Aim - Wherever "JSON" appears in a line, copy that line.

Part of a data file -
%%

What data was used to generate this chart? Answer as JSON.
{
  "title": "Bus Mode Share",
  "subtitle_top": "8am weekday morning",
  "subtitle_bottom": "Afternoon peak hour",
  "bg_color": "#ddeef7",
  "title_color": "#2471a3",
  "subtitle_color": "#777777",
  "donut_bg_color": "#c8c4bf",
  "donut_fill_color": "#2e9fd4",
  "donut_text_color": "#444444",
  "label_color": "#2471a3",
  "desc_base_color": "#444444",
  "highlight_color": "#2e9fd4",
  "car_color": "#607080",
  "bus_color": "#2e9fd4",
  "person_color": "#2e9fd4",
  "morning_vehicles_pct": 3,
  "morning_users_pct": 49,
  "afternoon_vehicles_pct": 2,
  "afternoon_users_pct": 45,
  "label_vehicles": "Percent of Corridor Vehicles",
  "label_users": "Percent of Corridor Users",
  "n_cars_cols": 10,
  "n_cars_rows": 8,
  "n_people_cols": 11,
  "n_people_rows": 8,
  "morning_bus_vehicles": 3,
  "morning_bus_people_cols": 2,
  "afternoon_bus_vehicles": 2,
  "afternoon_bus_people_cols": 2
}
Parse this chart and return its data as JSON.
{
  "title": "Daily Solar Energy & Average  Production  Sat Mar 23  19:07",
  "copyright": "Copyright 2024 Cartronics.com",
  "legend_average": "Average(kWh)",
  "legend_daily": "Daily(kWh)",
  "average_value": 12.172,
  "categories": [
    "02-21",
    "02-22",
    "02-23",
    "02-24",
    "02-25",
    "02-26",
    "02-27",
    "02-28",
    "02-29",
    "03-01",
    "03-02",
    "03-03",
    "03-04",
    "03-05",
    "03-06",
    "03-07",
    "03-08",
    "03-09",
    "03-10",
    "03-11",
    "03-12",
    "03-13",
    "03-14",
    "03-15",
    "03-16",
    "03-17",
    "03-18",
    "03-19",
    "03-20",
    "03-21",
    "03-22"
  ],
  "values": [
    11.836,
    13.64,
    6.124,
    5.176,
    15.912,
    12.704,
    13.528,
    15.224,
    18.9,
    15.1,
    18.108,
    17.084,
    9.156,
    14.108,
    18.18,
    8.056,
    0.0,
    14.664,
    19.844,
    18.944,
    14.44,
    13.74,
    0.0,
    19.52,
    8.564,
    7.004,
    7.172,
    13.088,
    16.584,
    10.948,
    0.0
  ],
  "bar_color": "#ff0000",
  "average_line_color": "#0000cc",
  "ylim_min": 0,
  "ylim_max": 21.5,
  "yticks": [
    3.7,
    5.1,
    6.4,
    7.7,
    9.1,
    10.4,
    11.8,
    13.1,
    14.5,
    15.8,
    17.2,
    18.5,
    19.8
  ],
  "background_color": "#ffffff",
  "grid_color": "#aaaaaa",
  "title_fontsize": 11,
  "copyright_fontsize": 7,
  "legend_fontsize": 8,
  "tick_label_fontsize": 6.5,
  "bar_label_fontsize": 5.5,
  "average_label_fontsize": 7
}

%%

Problem solution -
What data was used to generate this chart? Answer as JSON.
Parse this chart and return its data as JSON.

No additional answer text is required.